> [Problem description]: Check each line of the records below for the word "factor" and copy those where it appears.

> [Information supplied]:
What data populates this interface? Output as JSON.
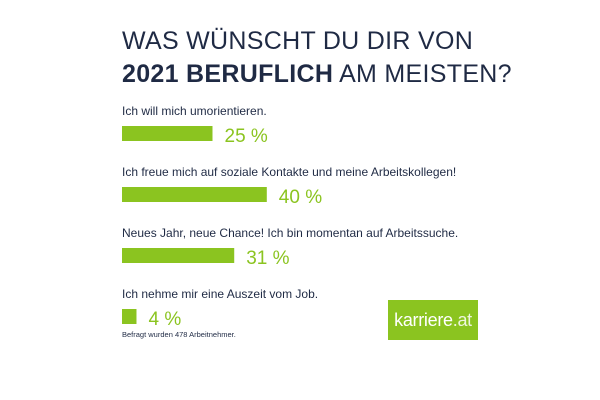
{
  "title_line1": "WAS WÜNSCHT DU DIR VON",
  "title_line2_bold": "2021 BERUFLICH",
  "title_line2_rest": "AM MEISTEN?",
  "footnote": "Befragt wurden 478 Arbeitnehmer.",
  "logo": {
    "name": "karriere",
    "tld": ".at"
  },
  "colors": {
    "bar": "#8bc420",
    "text": "#1f2a44",
    "value": "#8bc420"
  },
  "chart_data": {
    "type": "bar",
    "orientation": "horizontal",
    "title": "WAS WÜNSCHT DU DIR VON 2021 BERUFLICH AM MEISTEN?",
    "categories": [
      "Ich will mich umorientieren.",
      "Ich freue mich auf soziale Kontakte und meine Arbeitskollegen!",
      "Neues Jahr, neue Chance! Ich bin momentan auf Arbeitssuche.",
      "Ich nehme mir eine Auszeit vom Job."
    ],
    "values": [
      25,
      40,
      31,
      4
    ],
    "value_labels": [
      "25 %",
      "40 %",
      "31 %",
      "4 %"
    ],
    "unit": "%",
    "xlim": [
      0,
      100
    ]
  }
}
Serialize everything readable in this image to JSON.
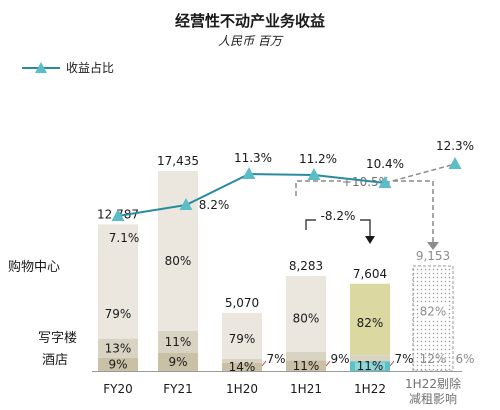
{
  "chart_data": {
    "type": "bar",
    "title": "经营性不动产业务收益",
    "subtitle": "人民币 百万",
    "categories": [
      "FY20",
      "FY21",
      "1H20",
      "1H21",
      "1H22",
      "1H22剔除\n减租影响"
    ],
    "totals": [
      "12,787",
      "17,435",
      "5,070",
      "8,283",
      "7,604",
      "9,153"
    ],
    "total_values": [
      12787,
      17435,
      5070,
      8283,
      7604,
      9153
    ],
    "series": [
      {
        "name": "购物中心",
        "values": [
          79,
          80,
          79,
          80,
          82,
          82
        ],
        "labels": [
          "79%",
          "80%",
          "79%",
          "80%",
          "82%",
          "82%"
        ],
        "color": "#ebe7df"
      },
      {
        "name": "写字楼",
        "values": [
          13,
          11,
          7,
          9,
          7,
          6
        ],
        "labels": [
          "13%",
          "11%",
          "7%",
          "9%",
          "7%",
          "6%"
        ],
        "color": "#d9d3c3"
      },
      {
        "name": "酒店",
        "values": [
          9,
          9,
          14,
          11,
          11,
          12
        ],
        "labels": [
          "9%",
          "9%",
          "14%",
          "11%",
          "11%",
          "12%"
        ],
        "color": "#c9c0a6"
      }
    ],
    "line": {
      "name": "收益占比",
      "values": [
        7.1,
        8.2,
        11.3,
        11.2,
        10.4,
        12.3
      ],
      "labels": [
        "7.1%",
        "8.2%",
        "11.3%",
        "11.2%",
        "10.4%",
        "12.3%"
      ],
      "color": "#2a8a9e"
    },
    "annotations": {
      "growth_label": "+10.5%",
      "decline_label": "-8.2%"
    },
    "highlight_colors": {
      "mall_1H22": "#dcd8a2",
      "hotel_1H22": "#5cc2c6"
    }
  }
}
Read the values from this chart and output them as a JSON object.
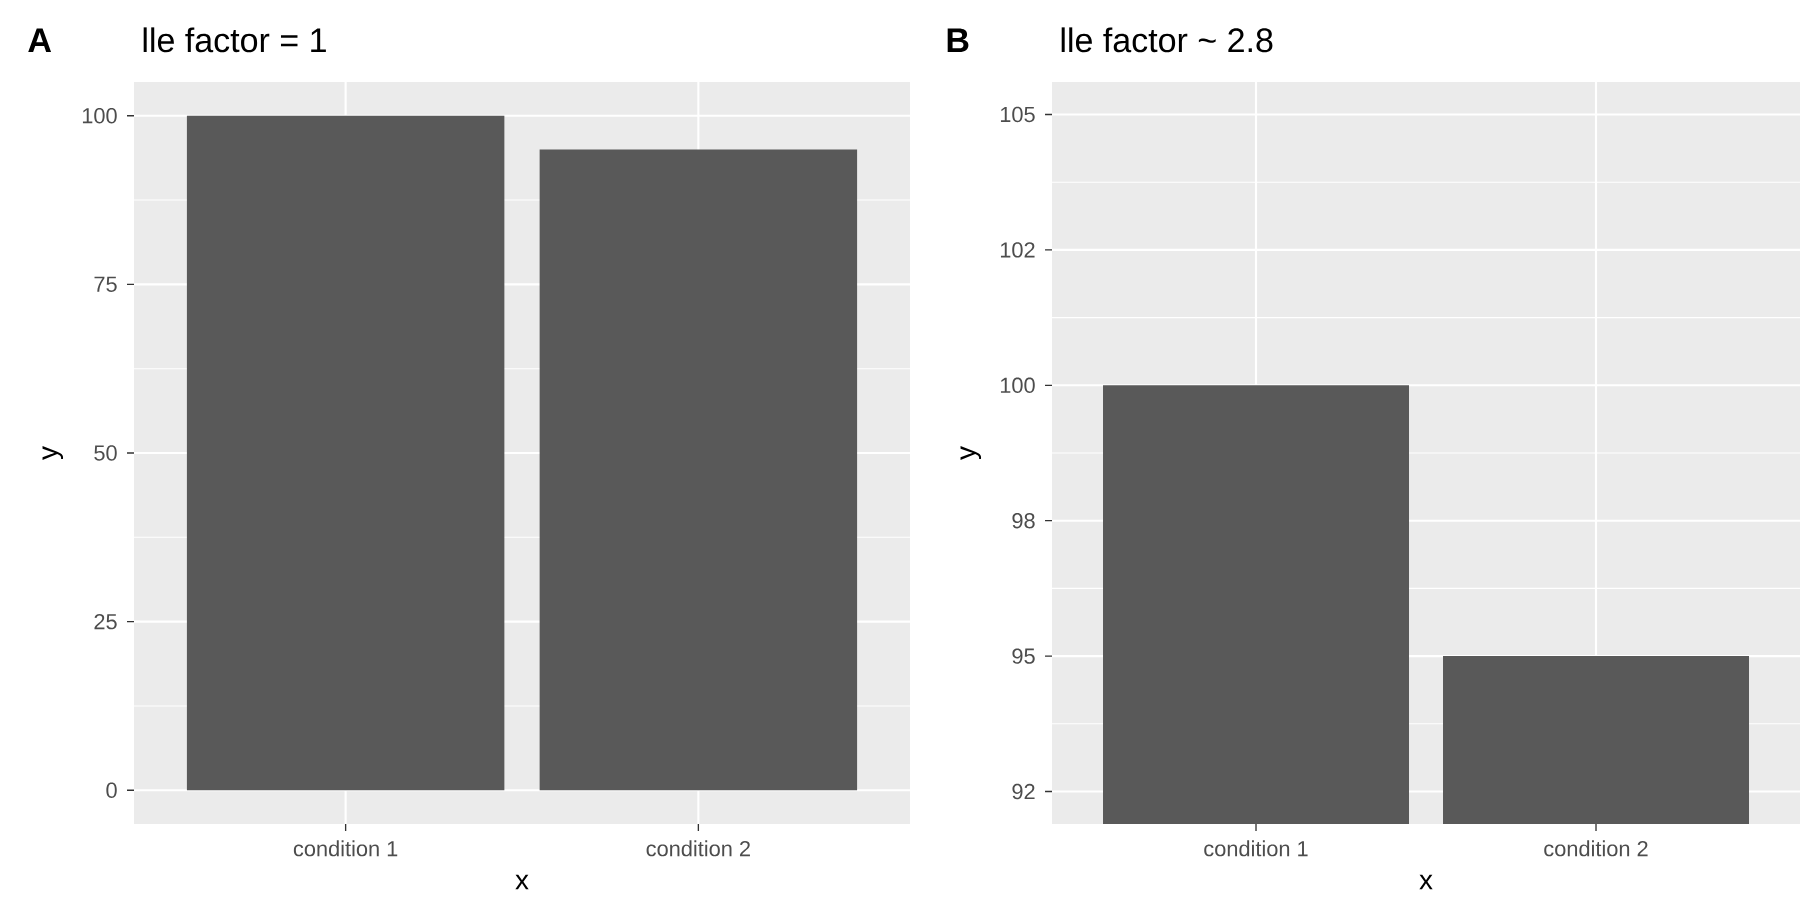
{
  "chart_data": [
    {
      "type": "bar",
      "title": "lle factor = 1",
      "annotations": [
        "A"
      ],
      "xlabel": "x",
      "ylabel": "y",
      "categories": [
        "condition 1",
        "condition 2"
      ],
      "values": [
        100,
        95
      ],
      "color": "#595959",
      "ylim": [
        -5,
        105
      ],
      "yticks": [
        0,
        25,
        50,
        75,
        100
      ],
      "grid": true
    },
    {
      "type": "bar",
      "title": "lle factor ~ 2.8",
      "annotations": [
        "B"
      ],
      "xlabel": "x",
      "ylabel": "y",
      "categories": [
        "condition 1",
        "condition 2"
      ],
      "values": [
        100,
        95
      ],
      "color": "#595959",
      "ylim": [
        91.9,
        105.6
      ],
      "yticks": [
        {
          "value": 92.5,
          "label": "92"
        },
        {
          "value": 95,
          "label": "95"
        },
        {
          "value": 97.5,
          "label": "98"
        },
        {
          "value": 100,
          "label": "100"
        },
        {
          "value": 102.5,
          "label": "102"
        },
        {
          "value": 105,
          "label": "105"
        }
      ],
      "grid": true
    }
  ]
}
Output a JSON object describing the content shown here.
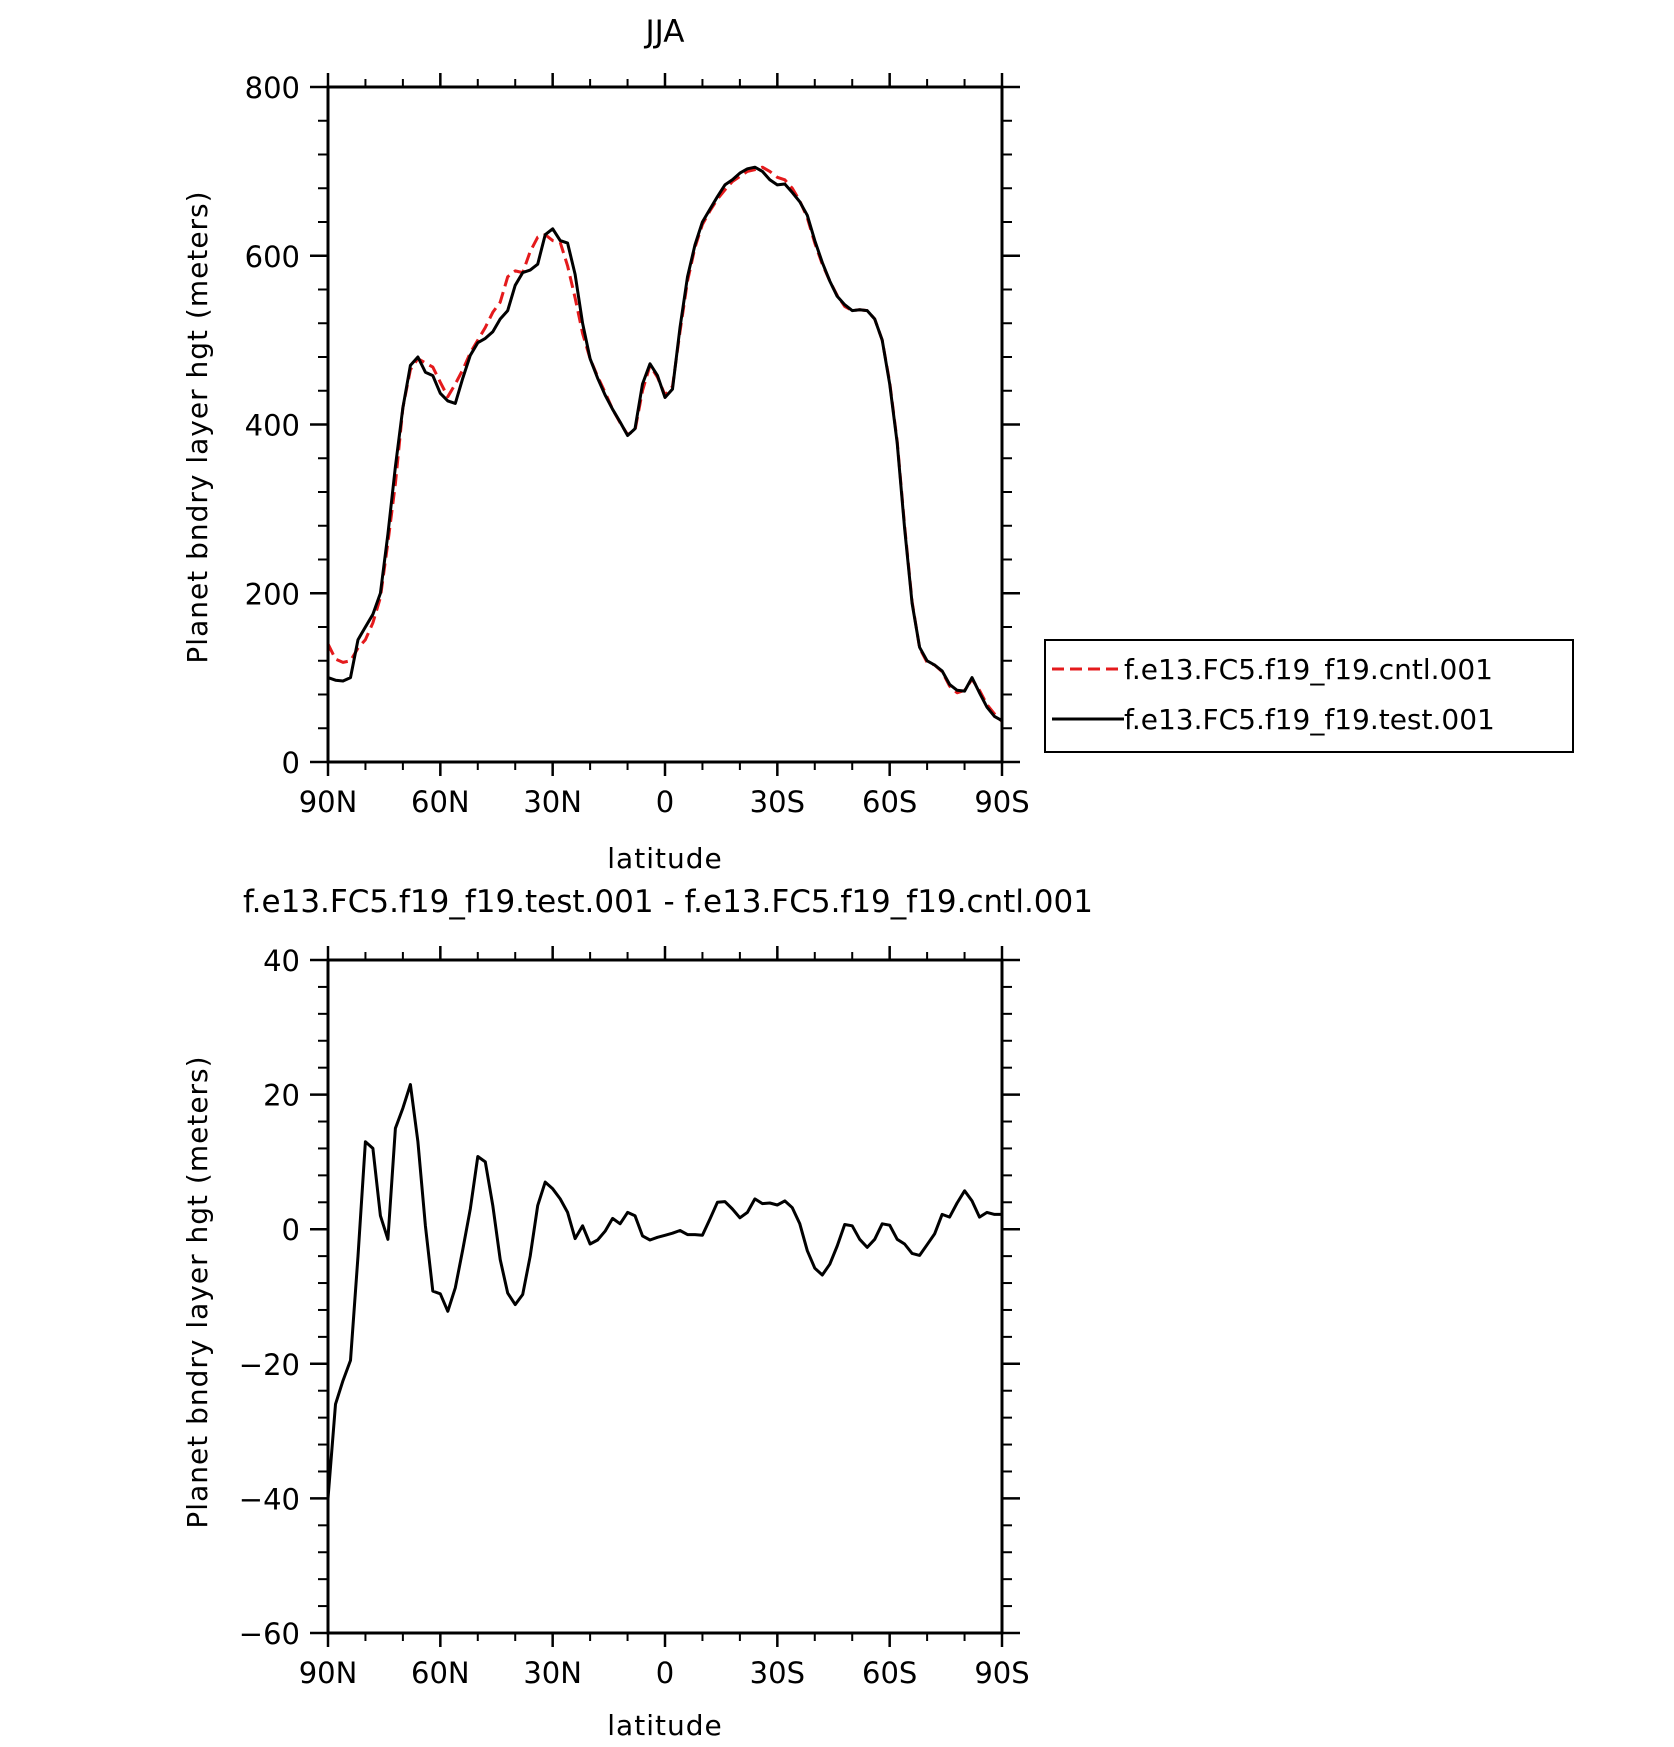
{
  "chart_data": [
    {
      "type": "line",
      "title": "JJA",
      "xlabel": "latitude",
      "ylabel": "Planet bndry layer hgt (meters)",
      "xlim": [
        90,
        -90
      ],
      "ylim": [
        0,
        800
      ],
      "x_ticks": [
        {
          "value": 90,
          "label": "90N"
        },
        {
          "value": 60,
          "label": "60N"
        },
        {
          "value": 30,
          "label": "30N"
        },
        {
          "value": 0,
          "label": "0"
        },
        {
          "value": -30,
          "label": "30S"
        },
        {
          "value": -60,
          "label": "60S"
        },
        {
          "value": -90,
          "label": "90S"
        }
      ],
      "y_ticks": [
        {
          "value": 0,
          "label": "0"
        },
        {
          "value": 200,
          "label": "200"
        },
        {
          "value": 400,
          "label": "400"
        },
        {
          "value": 600,
          "label": "600"
        },
        {
          "value": 800,
          "label": "800"
        }
      ],
      "legend": "right",
      "series": [
        {
          "name": "f.e13.FC5.f19_f19.cntl.001",
          "color": "#e41a1c",
          "dash": "dashed",
          "x": [
            90,
            88,
            86,
            84,
            82,
            80,
            78,
            76,
            74,
            72,
            70,
            68,
            66,
            64,
            62,
            60,
            58,
            56,
            54,
            52,
            50,
            48,
            46,
            44,
            42,
            40,
            38,
            36,
            34,
            32,
            30,
            28,
            26,
            24,
            22,
            20,
            18,
            16,
            14,
            12,
            10,
            8,
            6,
            4,
            2,
            0,
            -2,
            -4,
            -6,
            -8,
            -10,
            -12,
            -14,
            -16,
            -18,
            -20,
            -22,
            -24,
            -26,
            -28,
            -30,
            -32,
            -34,
            -36,
            -38,
            -40,
            -42,
            -44,
            -46,
            -48,
            -50,
            -52,
            -54,
            -56,
            -58,
            -60,
            -62,
            -64,
            -66,
            -68,
            -70,
            -72,
            -74,
            -76,
            -78,
            -80,
            -82,
            -84,
            -86,
            -88,
            -90
          ],
          "values": [
            140,
            122,
            118,
            120,
            135,
            145,
            165,
            195,
            260,
            330,
            420,
            465,
            478,
            473,
            468,
            450,
            433,
            448,
            465,
            485,
            500,
            515,
            533,
            545,
            575,
            582,
            580,
            605,
            622,
            625,
            618,
            616,
            588,
            550,
            508,
            478,
            457,
            438,
            418,
            402,
            388,
            393,
            440,
            470,
            456,
            435,
            445,
            510,
            570,
            610,
            637,
            653,
            667,
            678,
            688,
            694,
            700,
            702,
            705,
            700,
            693,
            690,
            680,
            665,
            645,
            615,
            590,
            570,
            553,
            540,
            535,
            536,
            535,
            525,
            500,
            450,
            380,
            280,
            190,
            135,
            118,
            115,
            107,
            90,
            82,
            85,
            98,
            85,
            68,
            57,
            48
          ]
        },
        {
          "name": "f.e13.FC5.f19_f19.test.001",
          "color": "#000000",
          "dash": "solid",
          "x": [
            90,
            88,
            86,
            84,
            82,
            80,
            78,
            76,
            74,
            72,
            70,
            68,
            66,
            64,
            62,
            60,
            58,
            56,
            54,
            52,
            50,
            48,
            46,
            44,
            42,
            40,
            38,
            36,
            34,
            32,
            30,
            28,
            26,
            24,
            22,
            20,
            18,
            16,
            14,
            12,
            10,
            8,
            6,
            4,
            2,
            0,
            -2,
            -4,
            -6,
            -8,
            -10,
            -12,
            -14,
            -16,
            -18,
            -20,
            -22,
            -24,
            -26,
            -28,
            -30,
            -32,
            -34,
            -36,
            -38,
            -40,
            -42,
            -44,
            -46,
            -48,
            -50,
            -52,
            -54,
            -56,
            -58,
            -60,
            -62,
            -64,
            -66,
            -68,
            -70,
            -72,
            -74,
            -76,
            -78,
            -80,
            -82,
            -84,
            -86,
            -88,
            -90
          ],
          "values": [
            100,
            97,
            96,
            100,
            145,
            160,
            175,
            200,
            270,
            350,
            420,
            470,
            480,
            462,
            458,
            437,
            428,
            425,
            455,
            482,
            497,
            502,
            510,
            525,
            535,
            565,
            580,
            583,
            590,
            625,
            632,
            618,
            615,
            578,
            520,
            478,
            455,
            435,
            418,
            403,
            387,
            395,
            448,
            472,
            458,
            432,
            442,
            515,
            575,
            613,
            640,
            655,
            670,
            684,
            690,
            698,
            703,
            705,
            700,
            690,
            684,
            685,
            675,
            664,
            648,
            618,
            592,
            570,
            552,
            542,
            535,
            536,
            535,
            525,
            500,
            448,
            378,
            277,
            188,
            136,
            120,
            115,
            108,
            92,
            85,
            84,
            100,
            82,
            65,
            54,
            49
          ]
        }
      ]
    },
    {
      "type": "line",
      "title": "f.e13.FC5.f19_f19.test.001 - f.e13.FC5.f19_f19.cntl.001",
      "xlabel": "latitude",
      "ylabel": "Planet bndry layer hgt (meters)",
      "xlim": [
        90,
        -90
      ],
      "ylim": [
        -60,
        40
      ],
      "x_ticks": [
        {
          "value": 90,
          "label": "90N"
        },
        {
          "value": 60,
          "label": "60N"
        },
        {
          "value": 30,
          "label": "30N"
        },
        {
          "value": 0,
          "label": "0"
        },
        {
          "value": -30,
          "label": "30S"
        },
        {
          "value": -60,
          "label": "60S"
        },
        {
          "value": -90,
          "label": "90S"
        }
      ],
      "y_ticks": [
        {
          "value": -60,
          "label": "-60"
        },
        {
          "value": -40,
          "label": "-40"
        },
        {
          "value": -20,
          "label": "-20"
        },
        {
          "value": 0,
          "label": "0"
        },
        {
          "value": 20,
          "label": "20"
        },
        {
          "value": 40,
          "label": "40"
        }
      ],
      "series": [
        {
          "color": "#000000",
          "dash": "solid",
          "x": [
            90,
            88,
            86,
            84,
            82,
            80,
            78,
            76,
            74,
            72,
            70,
            68,
            66,
            64,
            62,
            60,
            58,
            56,
            54,
            52,
            50,
            48,
            46,
            44,
            42,
            40,
            38,
            36,
            34,
            32,
            30,
            28,
            26,
            24,
            22,
            20,
            18,
            16,
            14,
            12,
            10,
            8,
            6,
            4,
            2,
            0,
            -2,
            -4,
            -6,
            -8,
            -10,
            -12,
            -14,
            -16,
            -18,
            -20,
            -22,
            -24,
            -26,
            -28,
            -30,
            -32,
            -34,
            -36,
            -38,
            -40,
            -42,
            -44,
            -46,
            -48,
            -50,
            -52,
            -54,
            -56,
            -58,
            -60,
            -62,
            -64,
            -66,
            -68,
            -70,
            -72,
            -74,
            -76,
            -78,
            -80,
            -82,
            -84,
            -86,
            -88,
            -90
          ],
          "values": [
            -40,
            -26,
            -22.5,
            -19.5,
            -4,
            13,
            12,
            2,
            -1.5,
            15,
            18,
            21.5,
            13,
            0.5,
            -9.2,
            -9.6,
            -12.2,
            -8.7,
            -3,
            3,
            10.8,
            10,
            3.5,
            -4.5,
            -9.5,
            -11.2,
            -9.7,
            -4,
            3.5,
            7,
            6,
            4.5,
            2.5,
            -1.4,
            0.5,
            -2.2,
            -1.6,
            -0.3,
            1.6,
            0.8,
            2.5,
            2,
            -1,
            -1.6,
            -1.2,
            -0.9,
            -0.6,
            -0.2,
            -0.8,
            -0.8,
            -0.9,
            1.5,
            4,
            4.1,
            3,
            1.7,
            2.5,
            4.5,
            3.8,
            3.9,
            3.6,
            4.2,
            3.2,
            0.8,
            -3.2,
            -5.8,
            -6.8,
            -5.2,
            -2.5,
            0.7,
            0.5,
            -1.5,
            -2.7,
            -1.5,
            0.8,
            0.6,
            -1.5,
            -2.2,
            -3.6,
            -3.9,
            -2.3,
            -0.7,
            2.2,
            1.8,
            3.9,
            5.7,
            4.2,
            1.8,
            2.5,
            2.2,
            2.2
          ]
        }
      ]
    }
  ]
}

> [Answer to the problem]:
      "title": "lle factor = 1",
      "title": "lle factor ~ 2.8",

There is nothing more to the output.